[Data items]
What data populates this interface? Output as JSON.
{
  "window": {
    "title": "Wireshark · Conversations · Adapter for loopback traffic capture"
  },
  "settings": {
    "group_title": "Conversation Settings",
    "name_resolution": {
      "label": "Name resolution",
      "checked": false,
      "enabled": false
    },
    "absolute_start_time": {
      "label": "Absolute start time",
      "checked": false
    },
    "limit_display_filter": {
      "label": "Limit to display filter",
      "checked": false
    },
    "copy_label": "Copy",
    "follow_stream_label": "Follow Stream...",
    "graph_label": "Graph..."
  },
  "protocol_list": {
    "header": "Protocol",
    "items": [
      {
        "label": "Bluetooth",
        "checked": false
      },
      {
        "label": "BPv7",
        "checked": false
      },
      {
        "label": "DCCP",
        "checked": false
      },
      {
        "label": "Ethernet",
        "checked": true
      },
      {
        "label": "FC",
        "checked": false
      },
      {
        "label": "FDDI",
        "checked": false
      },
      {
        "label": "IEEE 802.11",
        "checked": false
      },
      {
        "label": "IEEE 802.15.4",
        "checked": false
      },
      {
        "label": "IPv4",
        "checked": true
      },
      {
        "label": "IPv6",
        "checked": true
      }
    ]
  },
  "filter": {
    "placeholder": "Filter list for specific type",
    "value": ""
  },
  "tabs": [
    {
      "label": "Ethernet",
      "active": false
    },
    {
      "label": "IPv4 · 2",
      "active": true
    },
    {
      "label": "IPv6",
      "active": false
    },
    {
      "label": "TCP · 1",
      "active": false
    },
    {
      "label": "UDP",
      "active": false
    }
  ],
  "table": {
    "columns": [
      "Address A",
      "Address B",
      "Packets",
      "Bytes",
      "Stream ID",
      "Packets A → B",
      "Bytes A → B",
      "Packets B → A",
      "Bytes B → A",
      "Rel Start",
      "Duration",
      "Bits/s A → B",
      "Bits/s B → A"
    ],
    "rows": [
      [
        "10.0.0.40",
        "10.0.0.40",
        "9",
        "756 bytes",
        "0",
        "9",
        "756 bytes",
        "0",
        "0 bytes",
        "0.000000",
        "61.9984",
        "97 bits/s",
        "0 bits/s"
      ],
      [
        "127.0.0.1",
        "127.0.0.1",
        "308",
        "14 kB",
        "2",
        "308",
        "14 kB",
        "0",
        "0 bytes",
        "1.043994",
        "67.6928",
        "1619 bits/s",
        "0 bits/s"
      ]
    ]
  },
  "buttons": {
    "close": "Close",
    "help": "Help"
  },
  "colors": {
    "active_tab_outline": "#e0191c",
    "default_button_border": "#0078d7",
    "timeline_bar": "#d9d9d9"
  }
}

TASK BRIEF:
Repeat every record, exactly as written.

IN RESPONSE:
What data populates this interface? Output as JSON.
{
  "window": {
    "title": "Wireshark · Conversations · Adapter for loopback traffic capture"
  },
  "settings": {
    "group_title": "Conversation Settings",
    "name_resolution": {
      "label": "Name resolution",
      "checked": false,
      "enabled": false
    },
    "absolute_start_time": {
      "label": "Absolute start time",
      "checked": false
    },
    "limit_display_filter": {
      "label": "Limit to display filter",
      "checked": false
    },
    "copy_label": "Copy",
    "follow_stream_label": "Follow Stream...",
    "graph_label": "Graph..."
  },
  "protocol_list": {
    "header": "Protocol",
    "items": [
      {
        "label": "Bluetooth",
        "checked": false
      },
      {
        "label": "BPv7",
        "checked": false
      },
      {
        "label": "DCCP",
        "checked": false
      },
      {
        "label": "Ethernet",
        "checked": true
      },
      {
        "label": "FC",
        "checked": false
      },
      {
        "label": "FDDI",
        "checked": false
      },
      {
        "label": "IEEE 802.11",
        "checked": false
      },
      {
        "label": "IEEE 802.15.4",
        "checked": false
      },
      {
        "label": "IPv4",
        "checked": true
      },
      {
        "label": "IPv6",
        "checked": true
      }
    ]
  },
  "filter": {
    "placeholder": "Filter list for specific type",
    "value": ""
  },
  "tabs": [
    {
      "label": "Ethernet",
      "active": false
    },
    {
      "label": "IPv4 · 2",
      "active": true
    },
    {
      "label": "IPv6",
      "active": false
    },
    {
      "label": "TCP · 1",
      "active": false
    },
    {
      "label": "UDP",
      "active": false
    }
  ],
  "table": {
    "columns": [
      "Address A",
      "Address B",
      "Packets",
      "Bytes",
      "Stream ID",
      "Packets A → B",
      "Bytes A → B",
      "Packets B → A",
      "Bytes B → A",
      "Rel Start",
      "Duration",
      "Bits/s A → B",
      "Bits/s B → A"
    ],
    "rows": [
      [
        "10.0.0.40",
        "10.0.0.40",
        "9",
        "756 bytes",
        "0",
        "9",
        "756 bytes",
        "0",
        "0 bytes",
        "0.000000",
        "61.9984",
        "97 bits/s",
        "0 bits/s"
      ],
      [
        "127.0.0.1",
        "127.0.0.1",
        "308",
        "14 kB",
        "2",
        "308",
        "14 kB",
        "0",
        "0 bytes",
        "1.043994",
        "67.6928",
        "1619 bits/s",
        "0 bits/s"
      ]
    ]
  },
  "buttons": {
    "close": "Close",
    "help": "Help"
  },
  "colors": {
    "active_tab_outline": "#e0191c",
    "default_button_border": "#0078d7",
    "timeline_bar": "#d9d9d9"
  }
}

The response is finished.